Spot every line with the word "chief" and return it.

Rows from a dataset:
● ● ● ● ● ● ●

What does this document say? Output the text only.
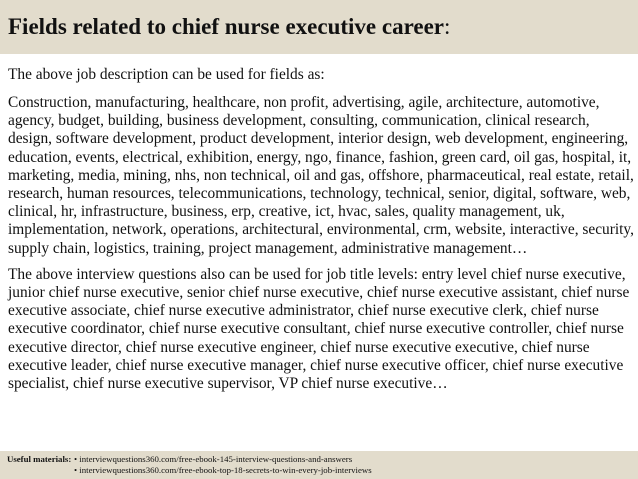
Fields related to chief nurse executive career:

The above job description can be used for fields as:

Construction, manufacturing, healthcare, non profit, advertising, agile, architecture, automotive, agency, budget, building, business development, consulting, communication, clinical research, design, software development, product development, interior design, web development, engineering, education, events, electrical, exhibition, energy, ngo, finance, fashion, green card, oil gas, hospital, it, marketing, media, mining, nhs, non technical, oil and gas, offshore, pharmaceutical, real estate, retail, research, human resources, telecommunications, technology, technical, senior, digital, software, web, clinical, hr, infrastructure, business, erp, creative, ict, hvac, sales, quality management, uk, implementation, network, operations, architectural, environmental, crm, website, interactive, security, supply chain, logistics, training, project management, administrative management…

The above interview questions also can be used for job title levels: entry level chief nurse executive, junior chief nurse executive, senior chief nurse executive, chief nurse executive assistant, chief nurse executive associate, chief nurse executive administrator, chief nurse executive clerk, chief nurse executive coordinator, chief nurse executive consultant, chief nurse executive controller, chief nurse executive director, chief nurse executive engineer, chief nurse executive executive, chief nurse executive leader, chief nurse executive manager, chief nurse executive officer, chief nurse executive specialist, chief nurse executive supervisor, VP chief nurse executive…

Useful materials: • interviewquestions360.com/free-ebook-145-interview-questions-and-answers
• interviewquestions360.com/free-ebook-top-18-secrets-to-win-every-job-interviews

● ● ● ● ● ● ●

## Expected answer
Fields related to chief nurse executive career:
The above interview questions also can be used for job title levels: entry level chief nurse executive, junior chief nurse executive, senior chief nurse executive, chief nurse executive assistant, chief nurse executive associate, chief nurse executive administrator, chief nurse executive clerk, chief nurse executive coordinator, chief nurse executive consultant, chief nurse executive controller, chief nurse executive director, chief nurse executive engineer, chief nurse executive executive, chief nurse executive leader, chief nurse executive manager, chief nurse executive officer, chief nurse executive specialist, chief nurse executive supervisor, VP chief nurse executive…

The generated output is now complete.